DATA:
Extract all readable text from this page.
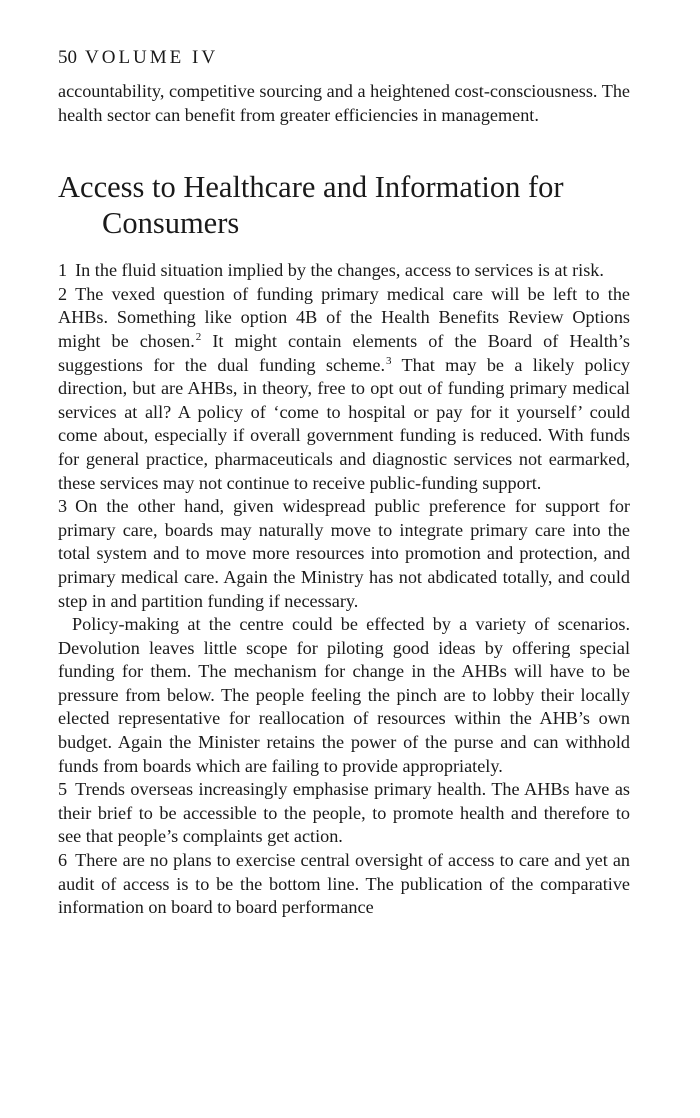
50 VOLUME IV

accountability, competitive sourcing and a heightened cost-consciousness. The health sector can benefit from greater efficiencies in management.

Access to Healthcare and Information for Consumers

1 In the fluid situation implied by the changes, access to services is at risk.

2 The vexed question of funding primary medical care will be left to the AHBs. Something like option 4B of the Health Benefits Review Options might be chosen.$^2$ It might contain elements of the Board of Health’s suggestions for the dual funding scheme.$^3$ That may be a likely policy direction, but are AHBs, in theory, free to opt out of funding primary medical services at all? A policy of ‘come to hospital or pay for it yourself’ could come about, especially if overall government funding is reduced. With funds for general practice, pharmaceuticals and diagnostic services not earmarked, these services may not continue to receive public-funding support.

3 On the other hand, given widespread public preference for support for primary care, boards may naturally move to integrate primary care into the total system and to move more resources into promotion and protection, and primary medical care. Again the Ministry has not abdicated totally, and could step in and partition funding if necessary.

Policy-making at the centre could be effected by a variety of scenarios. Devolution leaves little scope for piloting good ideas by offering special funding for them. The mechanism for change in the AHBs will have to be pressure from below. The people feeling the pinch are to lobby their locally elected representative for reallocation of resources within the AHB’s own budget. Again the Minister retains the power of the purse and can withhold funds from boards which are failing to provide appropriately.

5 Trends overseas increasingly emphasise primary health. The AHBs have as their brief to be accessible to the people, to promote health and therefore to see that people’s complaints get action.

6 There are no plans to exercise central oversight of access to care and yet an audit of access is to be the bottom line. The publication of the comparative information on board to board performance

---

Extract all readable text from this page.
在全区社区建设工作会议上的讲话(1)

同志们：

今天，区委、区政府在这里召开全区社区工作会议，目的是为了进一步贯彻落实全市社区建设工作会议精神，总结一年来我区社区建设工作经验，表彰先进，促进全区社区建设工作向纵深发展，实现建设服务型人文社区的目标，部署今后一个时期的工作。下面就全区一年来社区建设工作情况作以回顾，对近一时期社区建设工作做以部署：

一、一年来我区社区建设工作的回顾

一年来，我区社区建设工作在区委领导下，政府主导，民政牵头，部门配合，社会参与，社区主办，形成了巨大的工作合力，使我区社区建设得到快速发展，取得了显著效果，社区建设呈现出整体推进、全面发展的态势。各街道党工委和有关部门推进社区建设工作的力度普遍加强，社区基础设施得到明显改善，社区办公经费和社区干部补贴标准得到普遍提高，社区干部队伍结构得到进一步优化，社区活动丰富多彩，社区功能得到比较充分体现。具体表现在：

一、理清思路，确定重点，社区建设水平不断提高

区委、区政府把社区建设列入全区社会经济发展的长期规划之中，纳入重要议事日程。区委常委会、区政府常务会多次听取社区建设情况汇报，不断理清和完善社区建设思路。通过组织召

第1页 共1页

TASK TO CARRY OUT: Look for "Again" and pull out every line that has it.

EXERCISE RESPONSE:
3 On the other hand, given widespread public preference for support for primary care, boards may naturally move to integrate primary care into the total system and to move more resources into promotion and protection, and primary medical care. Again the Ministry has not abdicated totally, and could step in and partition funding if necessary.
Policy-making at the centre could be effected by a variety of scenarios. Devolution leaves little scope for piloting good ideas by offering special funding for them. The mechanism for change in the AHBs will have to be pressure from below. The people feeling the pinch are to lobby their locally elected representative for reallocation of resources within the AHB’s own budget. Again the Minister retains the power of the purse and can withhold funds from boards which are failing to provide appropriately.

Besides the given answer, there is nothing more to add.